[Records from a dataset]
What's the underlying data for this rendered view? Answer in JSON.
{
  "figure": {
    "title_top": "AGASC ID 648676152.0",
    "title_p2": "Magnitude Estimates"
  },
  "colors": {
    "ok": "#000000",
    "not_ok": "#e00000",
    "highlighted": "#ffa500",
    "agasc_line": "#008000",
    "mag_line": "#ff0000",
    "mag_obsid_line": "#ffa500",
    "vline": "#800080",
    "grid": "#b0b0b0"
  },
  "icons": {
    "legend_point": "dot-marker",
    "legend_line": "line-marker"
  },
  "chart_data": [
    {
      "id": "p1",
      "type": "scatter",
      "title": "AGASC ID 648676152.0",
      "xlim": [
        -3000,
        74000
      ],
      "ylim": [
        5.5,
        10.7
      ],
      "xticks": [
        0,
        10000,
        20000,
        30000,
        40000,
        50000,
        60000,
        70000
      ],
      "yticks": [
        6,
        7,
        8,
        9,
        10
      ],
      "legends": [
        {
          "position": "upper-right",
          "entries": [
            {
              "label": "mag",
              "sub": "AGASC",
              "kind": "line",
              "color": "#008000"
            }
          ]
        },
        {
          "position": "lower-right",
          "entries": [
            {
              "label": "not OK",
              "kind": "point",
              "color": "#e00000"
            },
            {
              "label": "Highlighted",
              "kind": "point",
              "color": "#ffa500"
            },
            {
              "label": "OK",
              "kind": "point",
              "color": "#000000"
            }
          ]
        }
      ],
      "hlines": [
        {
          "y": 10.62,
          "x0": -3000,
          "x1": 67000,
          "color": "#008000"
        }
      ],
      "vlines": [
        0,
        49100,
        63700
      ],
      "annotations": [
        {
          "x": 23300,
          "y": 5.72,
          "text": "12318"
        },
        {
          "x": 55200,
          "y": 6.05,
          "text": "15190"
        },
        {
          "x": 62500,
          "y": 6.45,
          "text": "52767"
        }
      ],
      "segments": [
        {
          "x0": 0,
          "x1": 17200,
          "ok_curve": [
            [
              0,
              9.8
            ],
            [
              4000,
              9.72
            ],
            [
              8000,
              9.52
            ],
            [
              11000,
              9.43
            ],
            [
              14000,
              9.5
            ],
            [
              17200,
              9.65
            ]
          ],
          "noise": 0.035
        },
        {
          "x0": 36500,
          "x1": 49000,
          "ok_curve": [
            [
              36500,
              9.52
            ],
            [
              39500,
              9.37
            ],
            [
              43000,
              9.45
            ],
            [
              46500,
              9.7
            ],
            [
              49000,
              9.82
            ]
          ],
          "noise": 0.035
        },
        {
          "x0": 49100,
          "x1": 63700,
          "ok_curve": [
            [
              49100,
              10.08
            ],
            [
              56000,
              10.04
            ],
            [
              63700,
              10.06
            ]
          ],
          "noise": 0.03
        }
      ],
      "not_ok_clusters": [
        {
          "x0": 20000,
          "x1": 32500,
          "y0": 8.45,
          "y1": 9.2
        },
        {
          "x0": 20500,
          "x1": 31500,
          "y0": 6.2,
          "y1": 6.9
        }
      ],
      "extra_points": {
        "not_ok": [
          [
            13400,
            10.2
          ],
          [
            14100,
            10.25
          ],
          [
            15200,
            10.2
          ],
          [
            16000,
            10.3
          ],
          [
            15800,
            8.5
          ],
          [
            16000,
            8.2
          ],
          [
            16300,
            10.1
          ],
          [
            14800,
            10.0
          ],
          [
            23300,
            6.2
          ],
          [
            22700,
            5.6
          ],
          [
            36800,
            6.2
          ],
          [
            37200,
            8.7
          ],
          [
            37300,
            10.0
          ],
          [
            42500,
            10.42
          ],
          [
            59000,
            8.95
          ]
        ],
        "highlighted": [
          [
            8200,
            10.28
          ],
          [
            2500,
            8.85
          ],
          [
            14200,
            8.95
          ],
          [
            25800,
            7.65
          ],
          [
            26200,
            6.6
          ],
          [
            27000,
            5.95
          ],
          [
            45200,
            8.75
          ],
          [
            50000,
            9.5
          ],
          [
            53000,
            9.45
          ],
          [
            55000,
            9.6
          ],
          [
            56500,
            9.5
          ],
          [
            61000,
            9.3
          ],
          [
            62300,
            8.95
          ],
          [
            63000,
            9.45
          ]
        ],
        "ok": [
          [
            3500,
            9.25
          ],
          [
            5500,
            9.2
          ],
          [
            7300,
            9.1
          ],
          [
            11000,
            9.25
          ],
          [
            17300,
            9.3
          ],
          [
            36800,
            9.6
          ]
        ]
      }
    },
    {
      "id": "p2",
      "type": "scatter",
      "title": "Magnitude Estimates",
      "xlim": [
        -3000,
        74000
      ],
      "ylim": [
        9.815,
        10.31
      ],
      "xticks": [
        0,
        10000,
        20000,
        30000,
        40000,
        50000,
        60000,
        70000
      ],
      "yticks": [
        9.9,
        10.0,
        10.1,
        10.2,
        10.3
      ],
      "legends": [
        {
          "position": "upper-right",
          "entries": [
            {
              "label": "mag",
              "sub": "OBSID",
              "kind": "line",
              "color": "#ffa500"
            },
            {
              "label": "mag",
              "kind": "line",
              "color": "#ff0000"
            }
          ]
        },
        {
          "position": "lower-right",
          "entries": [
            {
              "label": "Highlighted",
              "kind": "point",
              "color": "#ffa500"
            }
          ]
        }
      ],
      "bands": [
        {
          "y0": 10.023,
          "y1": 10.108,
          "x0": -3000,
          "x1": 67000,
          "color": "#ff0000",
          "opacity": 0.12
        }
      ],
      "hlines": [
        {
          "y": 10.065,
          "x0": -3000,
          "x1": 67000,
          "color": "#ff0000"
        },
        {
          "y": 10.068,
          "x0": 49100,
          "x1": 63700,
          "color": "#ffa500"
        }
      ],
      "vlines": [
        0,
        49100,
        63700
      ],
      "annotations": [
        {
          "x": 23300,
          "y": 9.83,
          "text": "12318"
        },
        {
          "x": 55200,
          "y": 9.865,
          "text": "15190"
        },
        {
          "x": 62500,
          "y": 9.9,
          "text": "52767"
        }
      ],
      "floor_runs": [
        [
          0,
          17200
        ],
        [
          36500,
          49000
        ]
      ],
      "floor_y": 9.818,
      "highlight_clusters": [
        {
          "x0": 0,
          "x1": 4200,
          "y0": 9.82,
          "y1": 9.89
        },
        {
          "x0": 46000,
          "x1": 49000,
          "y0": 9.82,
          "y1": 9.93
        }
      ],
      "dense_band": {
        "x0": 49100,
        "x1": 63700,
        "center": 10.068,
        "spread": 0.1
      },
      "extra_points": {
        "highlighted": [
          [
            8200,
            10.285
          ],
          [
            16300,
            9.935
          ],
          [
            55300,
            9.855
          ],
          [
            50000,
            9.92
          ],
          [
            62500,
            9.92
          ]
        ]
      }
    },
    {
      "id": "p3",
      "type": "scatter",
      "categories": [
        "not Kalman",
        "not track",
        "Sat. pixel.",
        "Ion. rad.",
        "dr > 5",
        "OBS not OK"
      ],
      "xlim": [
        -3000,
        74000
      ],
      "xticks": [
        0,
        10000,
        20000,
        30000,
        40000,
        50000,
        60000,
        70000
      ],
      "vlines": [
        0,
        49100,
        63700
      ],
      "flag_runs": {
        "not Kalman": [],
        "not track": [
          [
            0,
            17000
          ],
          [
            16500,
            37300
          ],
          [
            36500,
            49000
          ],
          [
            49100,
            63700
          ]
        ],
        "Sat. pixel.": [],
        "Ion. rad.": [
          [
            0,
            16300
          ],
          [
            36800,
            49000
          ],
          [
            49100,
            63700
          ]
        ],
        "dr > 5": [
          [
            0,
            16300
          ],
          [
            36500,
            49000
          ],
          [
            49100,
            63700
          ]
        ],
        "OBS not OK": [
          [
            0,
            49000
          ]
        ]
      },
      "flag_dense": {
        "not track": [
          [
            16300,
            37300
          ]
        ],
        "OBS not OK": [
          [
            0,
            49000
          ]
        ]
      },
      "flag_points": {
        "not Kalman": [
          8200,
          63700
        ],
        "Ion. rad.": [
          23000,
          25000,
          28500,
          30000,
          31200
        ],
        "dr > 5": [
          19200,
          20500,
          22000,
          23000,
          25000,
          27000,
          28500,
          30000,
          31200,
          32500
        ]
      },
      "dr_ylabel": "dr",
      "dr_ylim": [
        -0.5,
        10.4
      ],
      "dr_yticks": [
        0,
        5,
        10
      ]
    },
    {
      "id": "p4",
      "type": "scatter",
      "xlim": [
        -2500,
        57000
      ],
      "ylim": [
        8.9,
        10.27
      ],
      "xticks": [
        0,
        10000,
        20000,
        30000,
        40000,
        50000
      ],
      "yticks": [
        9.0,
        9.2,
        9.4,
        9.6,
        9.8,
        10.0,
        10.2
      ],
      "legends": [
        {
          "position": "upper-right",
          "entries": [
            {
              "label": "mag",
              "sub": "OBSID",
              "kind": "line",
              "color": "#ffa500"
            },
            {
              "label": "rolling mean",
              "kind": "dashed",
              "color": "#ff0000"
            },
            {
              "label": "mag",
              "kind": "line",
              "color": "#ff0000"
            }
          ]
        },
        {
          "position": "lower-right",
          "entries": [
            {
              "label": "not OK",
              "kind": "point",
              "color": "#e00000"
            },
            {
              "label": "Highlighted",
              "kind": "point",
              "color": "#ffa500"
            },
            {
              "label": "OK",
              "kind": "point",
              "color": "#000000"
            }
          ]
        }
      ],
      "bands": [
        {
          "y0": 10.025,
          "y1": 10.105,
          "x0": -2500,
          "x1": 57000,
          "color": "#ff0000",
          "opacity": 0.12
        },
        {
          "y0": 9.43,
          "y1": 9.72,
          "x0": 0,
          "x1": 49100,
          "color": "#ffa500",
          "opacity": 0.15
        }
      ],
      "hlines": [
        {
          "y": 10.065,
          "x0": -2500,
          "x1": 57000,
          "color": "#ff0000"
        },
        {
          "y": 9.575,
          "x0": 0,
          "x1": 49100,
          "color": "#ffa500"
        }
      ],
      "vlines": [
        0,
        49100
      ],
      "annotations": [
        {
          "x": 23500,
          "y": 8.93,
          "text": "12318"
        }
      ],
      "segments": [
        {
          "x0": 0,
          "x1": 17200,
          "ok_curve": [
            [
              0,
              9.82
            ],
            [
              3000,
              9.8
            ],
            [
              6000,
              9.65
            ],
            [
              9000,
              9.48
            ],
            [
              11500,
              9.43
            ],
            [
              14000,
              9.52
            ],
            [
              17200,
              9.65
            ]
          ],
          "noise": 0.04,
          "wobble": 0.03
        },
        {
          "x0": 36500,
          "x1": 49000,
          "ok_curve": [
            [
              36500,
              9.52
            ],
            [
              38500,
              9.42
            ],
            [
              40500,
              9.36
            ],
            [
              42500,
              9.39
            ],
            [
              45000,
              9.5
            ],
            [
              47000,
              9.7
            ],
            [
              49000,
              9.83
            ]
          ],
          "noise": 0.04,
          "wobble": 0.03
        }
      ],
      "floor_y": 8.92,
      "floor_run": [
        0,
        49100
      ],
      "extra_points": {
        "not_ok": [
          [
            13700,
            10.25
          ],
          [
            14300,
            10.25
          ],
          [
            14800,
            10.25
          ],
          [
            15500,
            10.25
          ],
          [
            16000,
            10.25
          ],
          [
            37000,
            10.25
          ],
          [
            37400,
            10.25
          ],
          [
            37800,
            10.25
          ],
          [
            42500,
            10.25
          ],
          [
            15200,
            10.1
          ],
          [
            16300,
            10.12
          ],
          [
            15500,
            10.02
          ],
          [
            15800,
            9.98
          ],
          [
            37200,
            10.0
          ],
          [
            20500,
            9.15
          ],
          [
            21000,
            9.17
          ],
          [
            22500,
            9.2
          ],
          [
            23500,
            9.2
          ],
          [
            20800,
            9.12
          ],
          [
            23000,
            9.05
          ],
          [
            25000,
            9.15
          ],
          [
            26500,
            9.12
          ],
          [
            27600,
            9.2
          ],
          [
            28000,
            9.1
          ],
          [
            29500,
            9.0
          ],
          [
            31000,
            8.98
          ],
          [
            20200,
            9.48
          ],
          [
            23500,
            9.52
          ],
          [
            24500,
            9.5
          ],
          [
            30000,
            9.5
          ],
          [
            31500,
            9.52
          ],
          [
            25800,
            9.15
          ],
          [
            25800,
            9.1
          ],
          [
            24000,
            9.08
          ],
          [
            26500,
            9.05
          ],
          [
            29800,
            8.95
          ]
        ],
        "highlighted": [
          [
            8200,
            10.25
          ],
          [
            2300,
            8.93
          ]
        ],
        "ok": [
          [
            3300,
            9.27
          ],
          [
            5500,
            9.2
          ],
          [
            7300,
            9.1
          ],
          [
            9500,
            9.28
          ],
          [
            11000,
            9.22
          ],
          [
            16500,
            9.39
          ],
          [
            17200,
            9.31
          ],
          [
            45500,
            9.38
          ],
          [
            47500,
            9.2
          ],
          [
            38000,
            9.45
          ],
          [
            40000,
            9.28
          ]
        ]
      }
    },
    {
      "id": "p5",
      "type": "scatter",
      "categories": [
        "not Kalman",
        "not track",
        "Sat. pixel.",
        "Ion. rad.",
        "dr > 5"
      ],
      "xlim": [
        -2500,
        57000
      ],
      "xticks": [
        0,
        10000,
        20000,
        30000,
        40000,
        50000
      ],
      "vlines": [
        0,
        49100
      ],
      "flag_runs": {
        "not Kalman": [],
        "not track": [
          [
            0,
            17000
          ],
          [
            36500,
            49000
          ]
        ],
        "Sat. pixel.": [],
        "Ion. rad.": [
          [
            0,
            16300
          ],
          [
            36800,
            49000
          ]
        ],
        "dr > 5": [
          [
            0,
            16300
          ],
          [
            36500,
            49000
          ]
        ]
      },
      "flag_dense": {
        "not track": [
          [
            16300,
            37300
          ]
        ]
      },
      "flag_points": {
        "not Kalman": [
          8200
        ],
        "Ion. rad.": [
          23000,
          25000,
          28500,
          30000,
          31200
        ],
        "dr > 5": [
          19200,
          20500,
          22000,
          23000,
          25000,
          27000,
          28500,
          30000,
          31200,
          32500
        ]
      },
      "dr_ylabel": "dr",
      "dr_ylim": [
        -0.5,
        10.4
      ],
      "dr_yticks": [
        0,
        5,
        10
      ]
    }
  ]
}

# Task requirements
Take each line of the material that contains the word "marker" and list it.

# Full answer
    "legend_point": "dot-marker",
    "legend_line": "line-marker"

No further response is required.